*EXERCISE PROMPT*: Pull each line holding "Output" out of the entries below.

(Stored records)
▼

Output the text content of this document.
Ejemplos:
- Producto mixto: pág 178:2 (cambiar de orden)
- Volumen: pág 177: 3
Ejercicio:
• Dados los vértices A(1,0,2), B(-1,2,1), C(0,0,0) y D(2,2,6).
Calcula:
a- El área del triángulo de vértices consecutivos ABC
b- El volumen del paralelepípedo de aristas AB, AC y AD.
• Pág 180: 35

▲
▼

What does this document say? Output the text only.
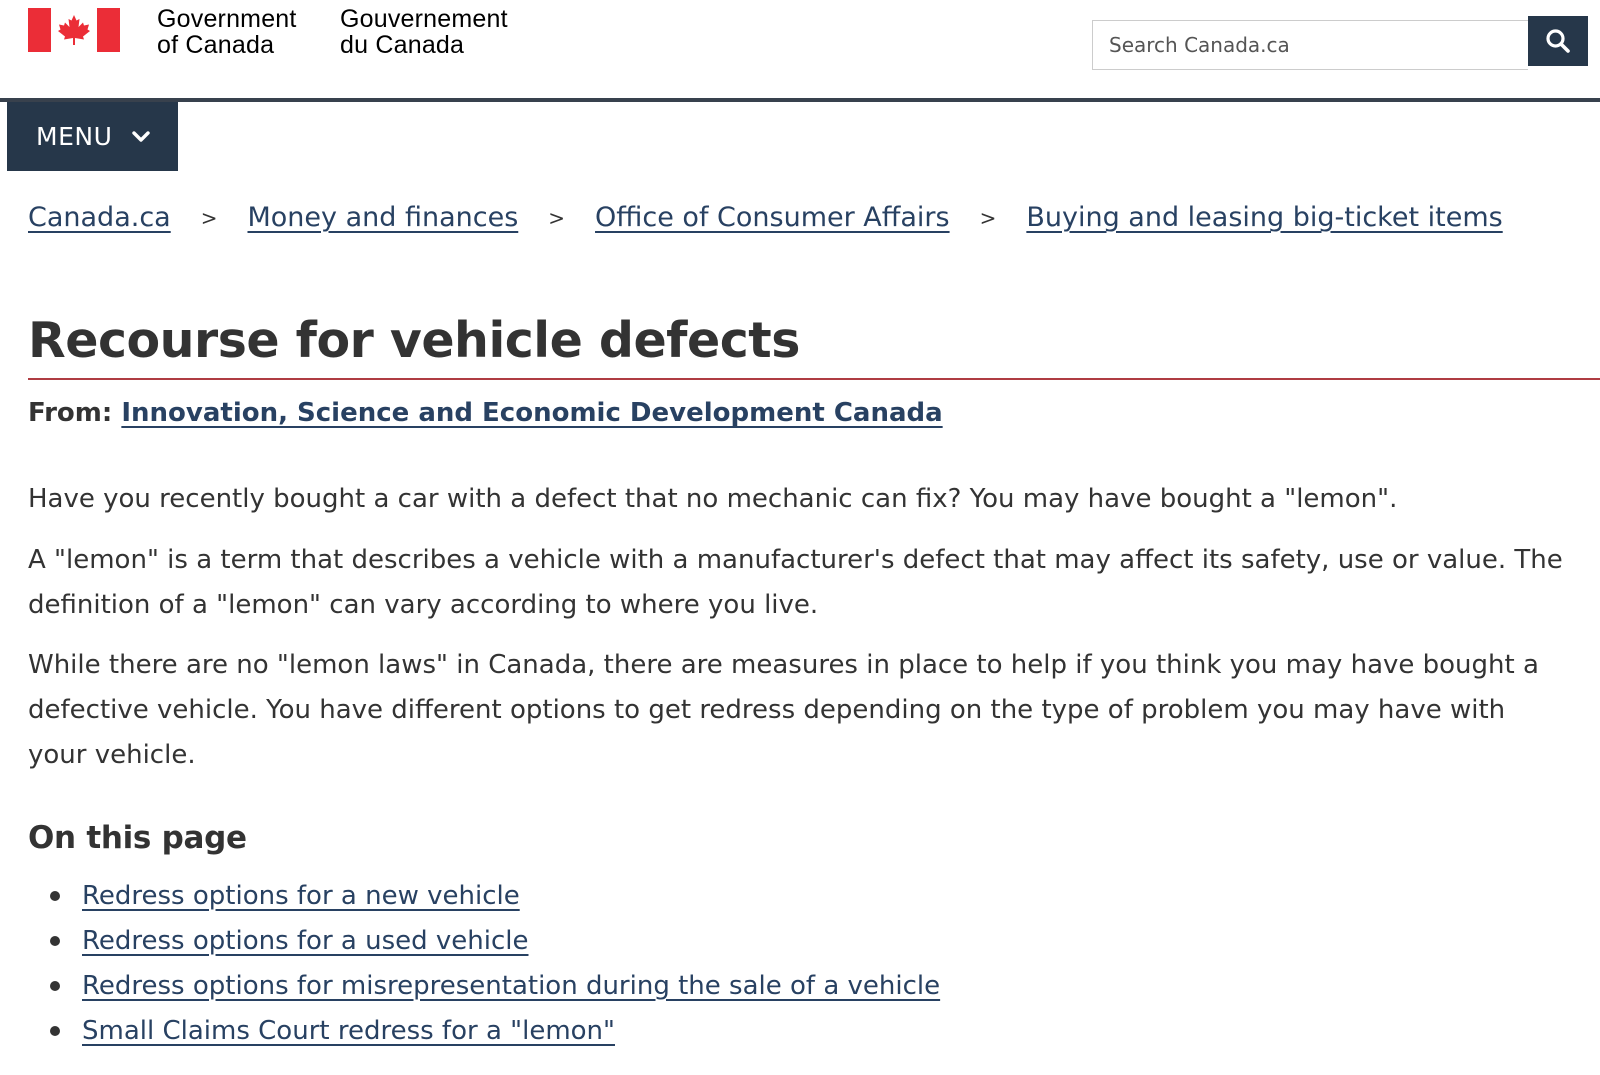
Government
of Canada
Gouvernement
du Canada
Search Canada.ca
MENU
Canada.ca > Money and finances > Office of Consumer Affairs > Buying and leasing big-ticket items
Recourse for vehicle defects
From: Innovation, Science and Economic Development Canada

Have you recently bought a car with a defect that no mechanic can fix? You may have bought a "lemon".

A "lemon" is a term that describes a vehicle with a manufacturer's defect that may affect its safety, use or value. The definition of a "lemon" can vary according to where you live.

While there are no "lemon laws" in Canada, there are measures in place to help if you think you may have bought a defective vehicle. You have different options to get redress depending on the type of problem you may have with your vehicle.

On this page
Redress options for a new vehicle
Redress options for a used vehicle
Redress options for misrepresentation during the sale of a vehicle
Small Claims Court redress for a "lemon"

▲

*FINISHED EXERCISE*:
Output the text content of this document.
What does this document say? Output the text only.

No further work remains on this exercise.